(INSTRUCCIONES)
1. Traduce al inglés esta oración del texto proporcionado: "Muchas veces, dice más lo que se oculta que lo expuesto."
2. Responde estas preguntas con datos del texto proporcionado:
(a) ¿Quién fue amigo de Jorge Luis Borges?
(b) ¿Qué le extendió al narrador la joven de las flores?
(c) ¿Qué autor leyó el padre antes de hablar del muelle del espíritu?
3. Prosigue el texto sobre la vida, el amor y la poesía a partir de su última oración.

(TEXTO PROPORCIONADO)

>>>>>

La vida tiene por vocación el movimiento. El reencuentro en estas ocasiones resulta maravilloso. Pero se requiere soltar. Dejarse arrastrar por las olas de un mar metafórico que rompe su figura en las rocas de nuestra expectación. El muelle del espíritu, que insufla de energía el espacio de la creación entre el cielo y el suelo —según lo refirió mi padre tras su lectura de Ramón Andrés—, como un globo aerostático, eleva nuestro pensamiento a lo alto, donde según refieren algunos autores anida la belleza.

Muchas veces, dice más lo que se oculta que lo expuesto. Así me pasó en la mañana con la joven de las flores. Sus labios no se inmutaron. Ni lo hicieron los míos. Ni ella puso atención en mis cejas, si yo lo hice en su cabello, que caía por su hombro como una cascada mansa. Sus manos, al extenderme el ramo, no tocaron las mías, ni me bendijo con su alma cuando yo hice un gesto de gratitud y giré sobre mis talones. No pasó nada.

Don Quijote fue un amigo de Jorge Luis Borges. Borges, probablemente por eso fue Borges. Pero para ser Borges hace falta primero ser amigo de Don Quijote, y para conseguir esto último se echa en falta ser amado. El amor, por esto lo repetimos, usa los aranceles para confeccionar una escudilla donde el hombre de la calle pueda mendigar su alimento. Nada que no se incline a lavar los talones de los obreros que llegan reventados a casa me vale para decir que estamos ante un ser humano. En nuestro caso, la poesía, entre otros elementos como los estudios y el respeto a las y los mayores, ha sido la pedagogía que nos ha llevado a besar la tierra donde nacen las verduras. Escribir poesía para un concurso, con todo el lucro que ello implica, nos ha servido por partes iguales para saber que solo el joven greñudo de la esquina, maloliente, tiene en las pupilas de sus rutilantes ojos la capacidad de reconocer el cielo. A él es a quien nos acercamos, sin miedo a que descubra su sonrisa pobre.

<<<<<

(Registros de elementos y coordenadas)
>>>>>

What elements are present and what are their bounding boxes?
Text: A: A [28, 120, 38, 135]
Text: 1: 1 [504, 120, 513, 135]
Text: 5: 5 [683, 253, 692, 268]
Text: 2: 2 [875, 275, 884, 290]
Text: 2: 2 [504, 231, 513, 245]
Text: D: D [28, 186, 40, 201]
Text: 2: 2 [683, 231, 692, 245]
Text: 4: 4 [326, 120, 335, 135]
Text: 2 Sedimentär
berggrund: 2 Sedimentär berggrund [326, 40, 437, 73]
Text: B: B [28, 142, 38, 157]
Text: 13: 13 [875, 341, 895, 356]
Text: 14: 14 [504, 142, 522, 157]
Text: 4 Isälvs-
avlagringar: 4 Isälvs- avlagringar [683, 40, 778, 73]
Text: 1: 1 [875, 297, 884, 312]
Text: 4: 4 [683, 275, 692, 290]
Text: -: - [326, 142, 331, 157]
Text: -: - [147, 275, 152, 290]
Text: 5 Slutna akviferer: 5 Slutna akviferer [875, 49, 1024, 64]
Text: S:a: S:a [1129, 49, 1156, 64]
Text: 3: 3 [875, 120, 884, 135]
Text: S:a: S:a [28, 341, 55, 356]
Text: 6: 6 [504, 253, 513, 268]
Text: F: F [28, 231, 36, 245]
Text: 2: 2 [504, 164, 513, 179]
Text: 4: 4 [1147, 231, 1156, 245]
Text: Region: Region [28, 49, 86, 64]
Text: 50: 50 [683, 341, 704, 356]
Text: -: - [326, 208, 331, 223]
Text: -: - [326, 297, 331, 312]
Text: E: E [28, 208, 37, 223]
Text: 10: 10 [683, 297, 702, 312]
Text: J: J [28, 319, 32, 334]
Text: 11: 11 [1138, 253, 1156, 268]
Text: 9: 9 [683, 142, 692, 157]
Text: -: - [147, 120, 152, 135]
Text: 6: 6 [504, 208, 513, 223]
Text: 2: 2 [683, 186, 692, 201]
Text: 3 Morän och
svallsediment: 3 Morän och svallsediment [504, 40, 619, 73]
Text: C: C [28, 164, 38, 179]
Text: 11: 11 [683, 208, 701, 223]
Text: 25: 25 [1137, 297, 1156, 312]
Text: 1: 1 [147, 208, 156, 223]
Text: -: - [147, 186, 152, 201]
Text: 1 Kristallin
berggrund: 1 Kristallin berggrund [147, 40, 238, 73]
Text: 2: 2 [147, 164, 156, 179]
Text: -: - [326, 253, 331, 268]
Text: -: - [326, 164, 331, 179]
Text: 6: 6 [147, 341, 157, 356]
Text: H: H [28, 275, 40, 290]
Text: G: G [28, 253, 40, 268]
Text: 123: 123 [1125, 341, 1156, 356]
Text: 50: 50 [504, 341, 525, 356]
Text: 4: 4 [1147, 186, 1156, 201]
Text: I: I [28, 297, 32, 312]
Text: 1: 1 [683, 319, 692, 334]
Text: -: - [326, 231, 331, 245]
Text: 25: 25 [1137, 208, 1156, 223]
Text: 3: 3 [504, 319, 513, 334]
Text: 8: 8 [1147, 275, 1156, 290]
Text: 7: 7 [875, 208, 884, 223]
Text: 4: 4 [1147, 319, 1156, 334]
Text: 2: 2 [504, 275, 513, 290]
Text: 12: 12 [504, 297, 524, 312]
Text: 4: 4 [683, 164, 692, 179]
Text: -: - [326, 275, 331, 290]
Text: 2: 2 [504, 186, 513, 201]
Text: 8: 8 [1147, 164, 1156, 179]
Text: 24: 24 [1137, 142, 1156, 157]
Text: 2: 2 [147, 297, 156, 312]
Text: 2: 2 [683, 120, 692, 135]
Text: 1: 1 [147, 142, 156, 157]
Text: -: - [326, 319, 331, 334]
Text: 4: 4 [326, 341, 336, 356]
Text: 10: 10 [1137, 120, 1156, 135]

<<<<<
>>>>>

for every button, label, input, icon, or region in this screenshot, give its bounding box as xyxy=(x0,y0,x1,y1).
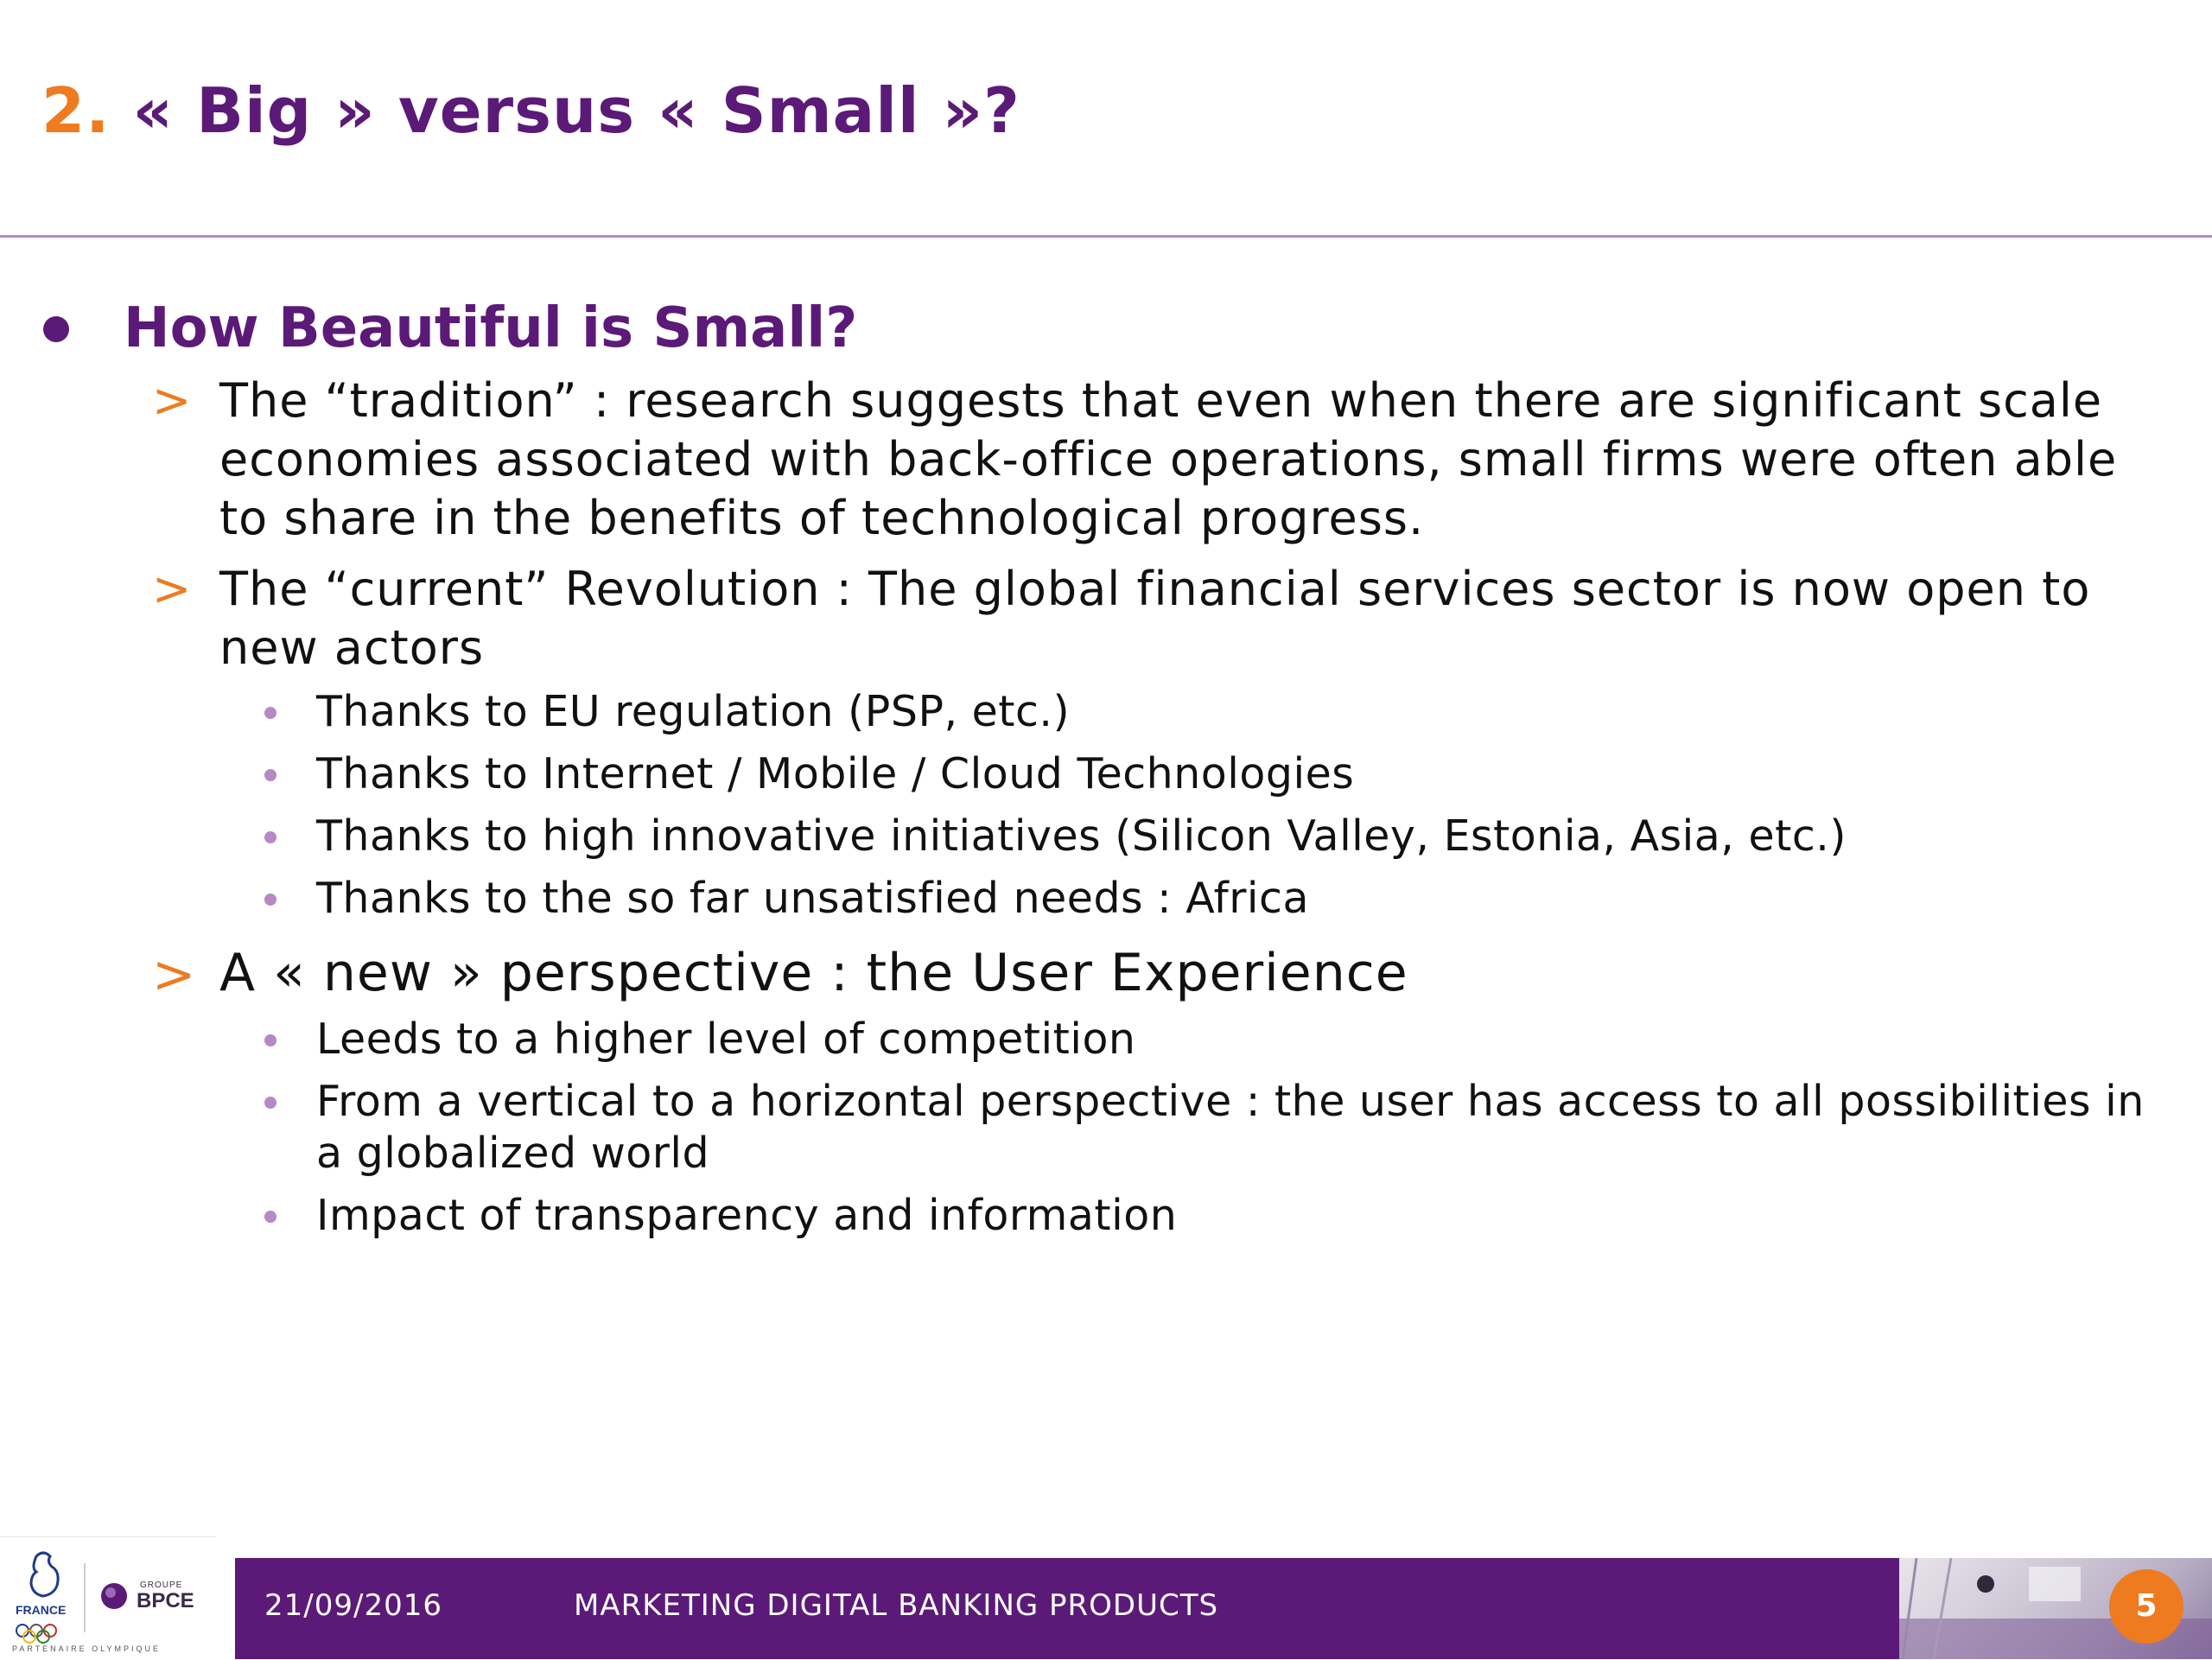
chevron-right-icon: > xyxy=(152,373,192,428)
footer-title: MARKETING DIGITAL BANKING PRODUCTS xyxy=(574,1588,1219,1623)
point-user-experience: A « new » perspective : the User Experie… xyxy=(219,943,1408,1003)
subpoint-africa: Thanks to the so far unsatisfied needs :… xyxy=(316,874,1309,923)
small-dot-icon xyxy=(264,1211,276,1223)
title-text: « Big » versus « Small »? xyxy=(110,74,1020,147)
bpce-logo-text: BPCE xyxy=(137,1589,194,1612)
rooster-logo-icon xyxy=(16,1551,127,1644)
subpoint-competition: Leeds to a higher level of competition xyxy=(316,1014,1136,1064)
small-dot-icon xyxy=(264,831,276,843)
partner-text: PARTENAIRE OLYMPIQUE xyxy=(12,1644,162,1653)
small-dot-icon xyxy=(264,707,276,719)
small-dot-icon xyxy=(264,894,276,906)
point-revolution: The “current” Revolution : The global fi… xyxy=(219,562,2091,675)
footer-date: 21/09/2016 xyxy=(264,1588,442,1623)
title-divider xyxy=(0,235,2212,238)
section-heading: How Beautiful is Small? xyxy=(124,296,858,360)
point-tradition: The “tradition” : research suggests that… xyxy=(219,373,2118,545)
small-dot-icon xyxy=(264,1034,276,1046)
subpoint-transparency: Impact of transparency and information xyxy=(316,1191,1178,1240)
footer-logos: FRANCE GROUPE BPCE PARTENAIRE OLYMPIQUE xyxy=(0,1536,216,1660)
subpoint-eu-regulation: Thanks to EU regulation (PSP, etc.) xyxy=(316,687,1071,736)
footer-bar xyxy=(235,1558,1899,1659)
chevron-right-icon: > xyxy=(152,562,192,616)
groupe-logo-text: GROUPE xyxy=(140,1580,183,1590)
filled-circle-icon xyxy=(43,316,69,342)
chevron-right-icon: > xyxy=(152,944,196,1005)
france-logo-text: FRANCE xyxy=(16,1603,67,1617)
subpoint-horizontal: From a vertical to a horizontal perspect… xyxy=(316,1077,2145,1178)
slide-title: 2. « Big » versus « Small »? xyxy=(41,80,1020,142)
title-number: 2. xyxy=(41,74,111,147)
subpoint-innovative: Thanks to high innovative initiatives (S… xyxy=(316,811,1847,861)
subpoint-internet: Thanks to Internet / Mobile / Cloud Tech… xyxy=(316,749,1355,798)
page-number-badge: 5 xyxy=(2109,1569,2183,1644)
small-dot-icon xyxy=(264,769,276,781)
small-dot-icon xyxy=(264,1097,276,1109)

<<<<<

(RESPUESTAS)
1. Often, what is hidden says more than what is shown.

2.
(a) Don Quijote.
(b) El ramo.
(c) Ramón Andrés.

3.
Acabo de leer en un poema que solo guardamos lo conservado. Pues sí, tiene razón, salvo que alguien lo robe. La multiplicación de los panes evangélica la reconocemos como el acto de compartir. Cuando damos algo, cuando agregamos agua a los frijoles, el alimento se acrecienta. El destino del ser humano tiene por vocación la magia. La magia de las cosas reales. La esperanza, que irriga el tiempo. La fe, que recoge el sentido de las cosas que no lo tienen. La música, que nos comunica algo que viene de otra parte fuera de aquí. La literatura, como la vida, nos hace adoptar la forma de su continente. Nos ahorma. Nos convierte en otras personas. Nos empuja como a un bebé a que exploremos el mundo con el tacto.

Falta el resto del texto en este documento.